[PROBLEM REQUIREMENTS] All lines in the data bearing the string "иных" should be identified and copied.

********************

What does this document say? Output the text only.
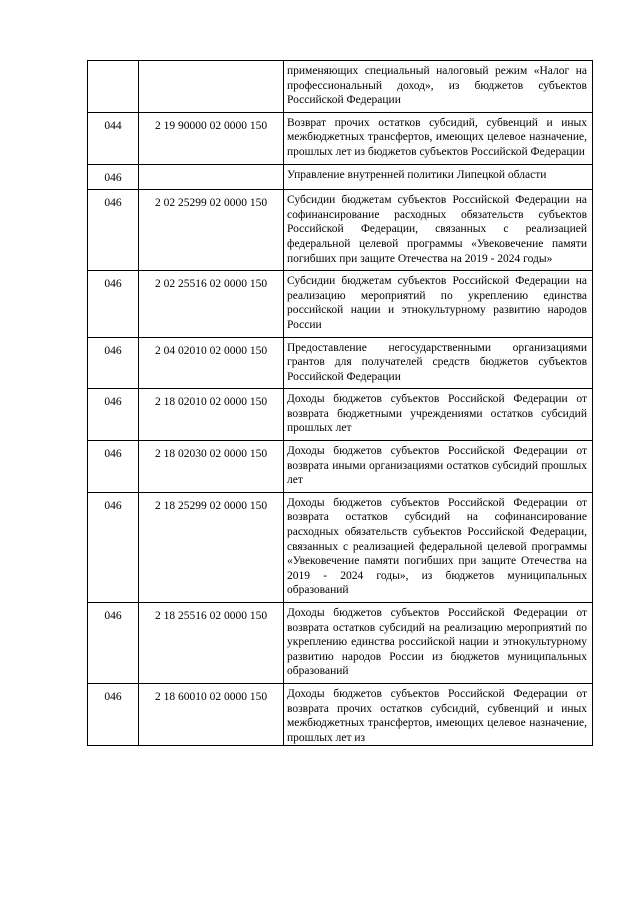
		применяющих специальный налоговый режим «Налог на профессиональный доход», из бюджетов субъектов Российской Федерации
044	2 19 90000 02 0000 150	Возврат прочих остатков субсидий, субвенций и иных межбюджетных трансфертов, имеющих целевое назначение, прошлых лет из бюджетов субъектов Российской Федерации
046		Управление внутренней политики Липецкой области
046	2 02 25299 02 0000 150	Субсидии бюджетам субъектов Российской Федерации на софинансирование расходных обязательств субъектов Российской Федерации, связанных с реализацией федеральной целевой программы «Увековечение памяти погибших при защите Отечества на 2019 - 2024 годы»
046	2 02 25516 02 0000 150	Субсидии бюджетам субъектов Российской Федерации на реализацию мероприятий по укреплению единства российской нации и этнокультурному развитию народов России
046	2 04 02010 02 0000 150	Предоставление негосударственными организациями грантов для получателей средств бюджетов субъектов Российской Федерации
046	2 18 02010 02 0000 150	Доходы бюджетов субъектов Российской Федерации от возврата бюджетными учреждениями остатков субсидий прошлых лет
046	2 18 02030 02 0000 150	Доходы бюджетов субъектов Российской Федерации от возврата иными организациями остатков субсидий прошлых лет
046	2 18 25299 02 0000 150	Доходы бюджетов субъектов Российской Федерации от возврата остатков субсидий на софинансирование расходных обязательств субъектов Российской Федерации, связанных с реализацией федеральной целевой программы «Увековечение памяти погибших при защите Отечества на 2019 - 2024 годы», из бюджетов муниципальных образований
046	2 18 25516 02 0000 150	Доходы бюджетов субъектов Российской Федерации от возврата остатков субсидий на реализацию мероприятий по укреплению единства российской нации и этнокультурному развитию народов России из бюджетов муниципальных образований
046	2 18 60010 02 0000 150	Доходы бюджетов субъектов Российской Федерации от возврата прочих остатков субсидий, субвенций и иных межбюджетных трансфертов, имеющих целевое назначение, прошлых лет из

********************

[THE SOLUTION]
044	2 19 90000 02 0000 150	Возврат прочих остатков субсидий, субвенций и иных межбюджетных трансфертов, имеющих целевое назначение, прошлых лет из бюджетов субъектов Российской Федерации
046	2 18 60010 02 0000 150	Доходы бюджетов субъектов Российской Федерации от возврата прочих остатков субсидий, субвенций и иных межбюджетных трансфертов, имеющих целевое назначение, прошлых лет из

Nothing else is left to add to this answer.